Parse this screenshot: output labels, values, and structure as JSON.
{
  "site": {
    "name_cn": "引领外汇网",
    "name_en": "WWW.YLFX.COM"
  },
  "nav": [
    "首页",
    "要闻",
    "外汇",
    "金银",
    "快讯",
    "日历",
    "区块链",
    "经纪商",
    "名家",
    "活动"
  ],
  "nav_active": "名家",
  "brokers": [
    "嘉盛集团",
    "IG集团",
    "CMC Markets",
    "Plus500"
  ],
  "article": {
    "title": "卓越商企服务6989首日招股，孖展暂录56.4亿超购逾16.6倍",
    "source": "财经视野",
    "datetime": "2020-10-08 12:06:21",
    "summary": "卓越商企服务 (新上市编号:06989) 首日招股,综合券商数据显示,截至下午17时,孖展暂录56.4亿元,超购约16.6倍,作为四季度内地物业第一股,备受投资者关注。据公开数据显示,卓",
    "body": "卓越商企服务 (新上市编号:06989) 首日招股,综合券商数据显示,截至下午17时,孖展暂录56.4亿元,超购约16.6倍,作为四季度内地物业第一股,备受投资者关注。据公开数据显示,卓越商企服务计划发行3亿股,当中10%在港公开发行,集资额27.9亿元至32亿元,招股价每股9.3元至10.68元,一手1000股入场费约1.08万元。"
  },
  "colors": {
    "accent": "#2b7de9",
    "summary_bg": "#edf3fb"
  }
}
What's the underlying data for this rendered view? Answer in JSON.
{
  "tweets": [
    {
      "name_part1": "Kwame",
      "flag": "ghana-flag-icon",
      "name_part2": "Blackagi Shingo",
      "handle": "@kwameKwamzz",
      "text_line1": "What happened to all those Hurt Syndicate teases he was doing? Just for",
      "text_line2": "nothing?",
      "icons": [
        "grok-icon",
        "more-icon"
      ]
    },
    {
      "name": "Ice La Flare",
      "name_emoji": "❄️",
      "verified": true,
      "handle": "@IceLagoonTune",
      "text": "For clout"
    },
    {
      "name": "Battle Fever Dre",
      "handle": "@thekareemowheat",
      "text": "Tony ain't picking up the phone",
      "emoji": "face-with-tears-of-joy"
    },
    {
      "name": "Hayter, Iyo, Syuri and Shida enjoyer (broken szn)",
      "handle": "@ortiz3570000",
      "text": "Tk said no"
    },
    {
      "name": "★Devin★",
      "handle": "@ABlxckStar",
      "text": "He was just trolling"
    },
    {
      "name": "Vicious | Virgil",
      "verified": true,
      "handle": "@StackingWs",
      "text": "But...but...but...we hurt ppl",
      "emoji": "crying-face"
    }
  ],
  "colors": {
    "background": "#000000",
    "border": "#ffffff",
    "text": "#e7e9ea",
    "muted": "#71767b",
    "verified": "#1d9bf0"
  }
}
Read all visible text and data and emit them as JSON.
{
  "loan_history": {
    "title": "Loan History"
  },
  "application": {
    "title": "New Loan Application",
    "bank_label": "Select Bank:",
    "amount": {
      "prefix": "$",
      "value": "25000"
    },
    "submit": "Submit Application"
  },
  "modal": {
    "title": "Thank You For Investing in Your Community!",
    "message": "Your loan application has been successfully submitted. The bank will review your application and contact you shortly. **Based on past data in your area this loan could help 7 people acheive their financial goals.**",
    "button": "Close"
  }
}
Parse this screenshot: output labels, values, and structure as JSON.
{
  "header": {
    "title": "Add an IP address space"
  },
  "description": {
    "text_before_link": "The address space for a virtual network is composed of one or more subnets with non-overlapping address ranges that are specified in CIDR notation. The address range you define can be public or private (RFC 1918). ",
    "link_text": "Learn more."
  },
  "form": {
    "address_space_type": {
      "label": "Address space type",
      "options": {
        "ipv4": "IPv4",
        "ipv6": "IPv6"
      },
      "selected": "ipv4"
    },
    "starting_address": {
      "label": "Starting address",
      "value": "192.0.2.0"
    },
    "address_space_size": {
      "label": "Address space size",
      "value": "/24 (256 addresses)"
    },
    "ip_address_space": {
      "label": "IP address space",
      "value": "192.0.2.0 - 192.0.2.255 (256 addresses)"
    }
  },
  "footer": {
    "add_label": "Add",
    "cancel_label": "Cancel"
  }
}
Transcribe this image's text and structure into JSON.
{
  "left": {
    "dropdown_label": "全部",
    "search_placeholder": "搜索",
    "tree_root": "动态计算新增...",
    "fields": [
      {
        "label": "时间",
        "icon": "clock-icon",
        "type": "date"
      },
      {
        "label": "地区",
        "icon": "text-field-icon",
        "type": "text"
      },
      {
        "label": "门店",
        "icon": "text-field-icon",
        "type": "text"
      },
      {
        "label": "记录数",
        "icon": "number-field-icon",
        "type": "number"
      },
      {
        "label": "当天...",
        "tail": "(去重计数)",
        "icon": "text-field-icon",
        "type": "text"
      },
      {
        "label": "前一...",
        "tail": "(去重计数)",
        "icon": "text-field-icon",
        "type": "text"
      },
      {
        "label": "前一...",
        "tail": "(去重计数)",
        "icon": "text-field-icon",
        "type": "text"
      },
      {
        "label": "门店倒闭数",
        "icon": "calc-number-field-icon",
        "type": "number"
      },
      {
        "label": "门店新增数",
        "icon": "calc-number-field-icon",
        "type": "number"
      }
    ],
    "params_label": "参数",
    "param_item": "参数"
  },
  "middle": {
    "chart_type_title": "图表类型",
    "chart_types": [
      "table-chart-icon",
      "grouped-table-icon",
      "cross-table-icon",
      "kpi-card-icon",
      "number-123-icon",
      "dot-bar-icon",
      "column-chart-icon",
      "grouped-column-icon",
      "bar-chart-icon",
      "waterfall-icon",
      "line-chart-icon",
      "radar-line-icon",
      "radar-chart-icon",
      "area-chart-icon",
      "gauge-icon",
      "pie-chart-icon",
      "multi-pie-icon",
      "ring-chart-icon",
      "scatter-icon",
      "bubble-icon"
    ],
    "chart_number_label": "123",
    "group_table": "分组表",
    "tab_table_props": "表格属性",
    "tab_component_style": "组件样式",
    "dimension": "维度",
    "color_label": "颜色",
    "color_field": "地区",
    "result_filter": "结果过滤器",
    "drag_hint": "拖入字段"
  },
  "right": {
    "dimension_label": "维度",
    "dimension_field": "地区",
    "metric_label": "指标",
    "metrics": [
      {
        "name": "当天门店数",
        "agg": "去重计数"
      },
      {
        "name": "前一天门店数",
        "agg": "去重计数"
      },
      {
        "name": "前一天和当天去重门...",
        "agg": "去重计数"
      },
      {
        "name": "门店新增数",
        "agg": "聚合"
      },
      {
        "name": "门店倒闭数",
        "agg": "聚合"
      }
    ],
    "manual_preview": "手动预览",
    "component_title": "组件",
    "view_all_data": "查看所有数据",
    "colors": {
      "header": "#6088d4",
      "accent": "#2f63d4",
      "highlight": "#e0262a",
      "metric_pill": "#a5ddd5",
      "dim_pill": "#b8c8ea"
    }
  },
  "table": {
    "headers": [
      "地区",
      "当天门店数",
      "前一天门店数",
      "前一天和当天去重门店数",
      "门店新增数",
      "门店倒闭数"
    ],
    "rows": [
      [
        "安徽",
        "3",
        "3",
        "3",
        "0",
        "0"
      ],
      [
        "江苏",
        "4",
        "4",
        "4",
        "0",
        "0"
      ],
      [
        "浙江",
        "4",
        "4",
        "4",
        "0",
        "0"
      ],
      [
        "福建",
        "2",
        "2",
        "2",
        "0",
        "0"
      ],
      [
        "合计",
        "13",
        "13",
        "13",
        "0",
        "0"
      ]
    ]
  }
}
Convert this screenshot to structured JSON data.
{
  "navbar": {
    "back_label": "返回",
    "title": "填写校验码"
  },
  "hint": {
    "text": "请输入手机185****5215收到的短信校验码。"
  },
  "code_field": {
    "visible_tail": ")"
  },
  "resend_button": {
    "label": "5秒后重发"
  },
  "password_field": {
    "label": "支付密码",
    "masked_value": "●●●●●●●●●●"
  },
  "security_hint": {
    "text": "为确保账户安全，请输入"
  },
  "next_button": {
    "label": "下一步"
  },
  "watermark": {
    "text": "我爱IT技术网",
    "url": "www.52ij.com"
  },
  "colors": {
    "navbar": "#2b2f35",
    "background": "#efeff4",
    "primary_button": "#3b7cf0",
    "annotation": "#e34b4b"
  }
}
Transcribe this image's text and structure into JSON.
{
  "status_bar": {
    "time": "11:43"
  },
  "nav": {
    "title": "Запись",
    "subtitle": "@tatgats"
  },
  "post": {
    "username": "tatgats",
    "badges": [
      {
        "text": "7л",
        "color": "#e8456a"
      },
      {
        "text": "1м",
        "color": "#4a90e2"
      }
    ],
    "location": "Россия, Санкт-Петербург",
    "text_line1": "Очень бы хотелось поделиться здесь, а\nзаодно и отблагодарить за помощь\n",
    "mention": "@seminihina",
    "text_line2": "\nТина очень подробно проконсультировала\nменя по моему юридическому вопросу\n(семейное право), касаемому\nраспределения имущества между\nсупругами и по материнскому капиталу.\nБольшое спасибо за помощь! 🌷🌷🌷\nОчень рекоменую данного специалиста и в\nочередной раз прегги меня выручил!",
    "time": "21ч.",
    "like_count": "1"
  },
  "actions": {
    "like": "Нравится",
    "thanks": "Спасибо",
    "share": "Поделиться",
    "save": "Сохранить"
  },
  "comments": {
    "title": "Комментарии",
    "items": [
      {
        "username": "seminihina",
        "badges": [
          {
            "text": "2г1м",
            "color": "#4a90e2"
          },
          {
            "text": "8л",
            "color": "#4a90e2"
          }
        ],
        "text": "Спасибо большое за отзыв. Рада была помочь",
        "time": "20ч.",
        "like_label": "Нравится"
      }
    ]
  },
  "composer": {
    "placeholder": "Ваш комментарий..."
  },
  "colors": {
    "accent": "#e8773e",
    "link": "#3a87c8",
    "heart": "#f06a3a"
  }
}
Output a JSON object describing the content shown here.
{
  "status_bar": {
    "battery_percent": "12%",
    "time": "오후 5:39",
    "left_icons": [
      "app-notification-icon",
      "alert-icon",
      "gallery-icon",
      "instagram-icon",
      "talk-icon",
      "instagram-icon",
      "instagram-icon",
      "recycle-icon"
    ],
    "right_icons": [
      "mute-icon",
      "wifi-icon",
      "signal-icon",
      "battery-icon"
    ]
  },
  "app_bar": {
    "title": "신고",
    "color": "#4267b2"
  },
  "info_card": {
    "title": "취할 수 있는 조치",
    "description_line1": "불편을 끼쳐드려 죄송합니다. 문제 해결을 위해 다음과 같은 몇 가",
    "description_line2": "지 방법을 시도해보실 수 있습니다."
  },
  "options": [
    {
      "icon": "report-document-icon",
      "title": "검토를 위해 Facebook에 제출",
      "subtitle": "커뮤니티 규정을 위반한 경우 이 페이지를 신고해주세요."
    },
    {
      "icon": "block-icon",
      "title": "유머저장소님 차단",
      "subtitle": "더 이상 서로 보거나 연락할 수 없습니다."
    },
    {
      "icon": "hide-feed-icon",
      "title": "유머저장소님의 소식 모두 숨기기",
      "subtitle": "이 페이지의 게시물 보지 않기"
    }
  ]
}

----

### The request:
Scan the entries above for the word "Your" and collect each line holding it.

### Solution to the exercise:
    "title": "Thank You For Investing in Your Community!",
    "message": "Your loan application has been successfully submitted. The bank will review your application and contact you shortly. **Based on past data in your area this loan could help 7 people acheive their financial goals.**",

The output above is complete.